Goal of the exercise
Each record below should be repeated precisely as written.

Items from a figure collection
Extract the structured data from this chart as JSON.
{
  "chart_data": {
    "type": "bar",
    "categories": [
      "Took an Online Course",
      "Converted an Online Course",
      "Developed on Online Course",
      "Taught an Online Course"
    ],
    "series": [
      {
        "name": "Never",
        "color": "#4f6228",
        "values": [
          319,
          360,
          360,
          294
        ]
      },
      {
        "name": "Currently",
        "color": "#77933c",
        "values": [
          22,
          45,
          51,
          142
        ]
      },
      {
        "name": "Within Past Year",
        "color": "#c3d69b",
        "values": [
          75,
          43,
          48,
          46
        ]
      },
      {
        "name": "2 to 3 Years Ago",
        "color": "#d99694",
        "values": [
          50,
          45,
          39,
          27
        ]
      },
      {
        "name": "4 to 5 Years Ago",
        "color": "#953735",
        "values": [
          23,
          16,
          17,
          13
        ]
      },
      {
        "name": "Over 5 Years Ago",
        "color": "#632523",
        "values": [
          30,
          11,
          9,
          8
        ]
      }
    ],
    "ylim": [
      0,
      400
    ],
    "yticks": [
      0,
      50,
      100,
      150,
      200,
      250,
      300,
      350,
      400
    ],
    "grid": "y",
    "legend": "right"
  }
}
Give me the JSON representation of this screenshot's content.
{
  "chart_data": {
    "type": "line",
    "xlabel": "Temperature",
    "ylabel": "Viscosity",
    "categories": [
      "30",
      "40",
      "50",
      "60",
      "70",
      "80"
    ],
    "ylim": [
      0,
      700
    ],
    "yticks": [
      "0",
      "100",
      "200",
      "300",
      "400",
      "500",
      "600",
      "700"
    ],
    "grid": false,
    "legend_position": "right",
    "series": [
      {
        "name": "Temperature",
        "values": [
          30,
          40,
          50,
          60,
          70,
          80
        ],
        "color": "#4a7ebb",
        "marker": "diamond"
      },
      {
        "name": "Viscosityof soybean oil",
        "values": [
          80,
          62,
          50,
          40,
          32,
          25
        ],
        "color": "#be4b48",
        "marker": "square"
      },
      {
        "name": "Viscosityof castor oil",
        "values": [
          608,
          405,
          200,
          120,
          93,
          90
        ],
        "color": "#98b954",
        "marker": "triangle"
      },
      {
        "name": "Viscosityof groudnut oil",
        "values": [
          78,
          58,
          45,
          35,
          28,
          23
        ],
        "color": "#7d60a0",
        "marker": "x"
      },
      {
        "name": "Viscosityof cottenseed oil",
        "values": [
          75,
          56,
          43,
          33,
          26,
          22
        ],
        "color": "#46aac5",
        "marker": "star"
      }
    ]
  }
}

Reply to the exercise
Extract the structured data from this chart as JSON.
{
  "chart_data": {
    "type": "bar",
    "categories": [
      "Took an Online Course",
      "Converted an Online Course",
      "Developed on Online Course",
      "Taught an Online Course"
    ],
    "series": [
      {
        "name": "Never",
        "color": "#4f6228",
        "values": [
          319,
          360,
          360,
          294
        ]
      },
      {
        "name": "Currently",
        "color": "#77933c",
        "values": [
          22,
          45,
          51,
          142
        ]
      },
      {
        "name": "Within Past Year",
        "color": "#c3d69b",
        "values": [
          75,
          43,
          48,
          46
        ]
      },
      {
        "name": "2 to 3 Years Ago",
        "color": "#d99694",
        "values": [
          50,
          45,
          39,
          27
        ]
      },
      {
        "name": "4 to 5 Years Ago",
        "color": "#953735",
        "values": [
          23,
          16,
          17,
          13
        ]
      },
      {
        "name": "Over 5 Years Ago",
        "color": "#632523",
        "values": [
          30,
          11,
          9,
          8
        ]
      }
    ],
    "ylim": [
      0,
      400
    ],
    "yticks": [
      0,
      50,
      100,
      150,
      200,
      250,
      300,
      350,
      400
    ],
    "grid": "y",
    "legend": "right"
  }
}
Give me the JSON representation of this screenshot's content.
{
  "chart_data": {
    "type": "line",
    "xlabel": "Temperature",
    "ylabel": "Viscosity",
    "categories": [
      "30",
      "40",
      "50",
      "60",
      "70",
      "80"
    ],
    "ylim": [
      0,
      700
    ],
    "yticks": [
      "0",
      "100",
      "200",
      "300",
      "400",
      "500",
      "600",
      "700"
    ],
    "grid": false,
    "legend_position": "right",
    "series": [
      {
        "name": "Temperature",
        "values": [
          30,
          40,
          50,
          60,
          70,
          80
        ],
        "color": "#4a7ebb",
        "marker": "diamond"
      },
      {
        "name": "Viscosityof soybean oil",
        "values": [
          80,
          62,
          50,
          40,
          32,
          25
        ],
        "color": "#be4b48",
        "marker": "square"
      },
      {
        "name": "Viscosityof castor oil",
        "values": [
          608,
          405,
          200,
          120,
          93,
          90
        ],
        "color": "#98b954",
        "marker": "triangle"
      },
      {
        "name": "Viscosityof groudnut oil",
        "values": [
          78,
          58,
          45,
          35,
          28,
          23
        ],
        "color": "#7d60a0",
        "marker": "x"
      },
      {
        "name": "Viscosityof cottenseed oil",
        "values": [
          75,
          56,
          43,
          33,
          26,
          22
        ],
        "color": "#46aac5",
        "marker": "star"
      }
    ]
  }
}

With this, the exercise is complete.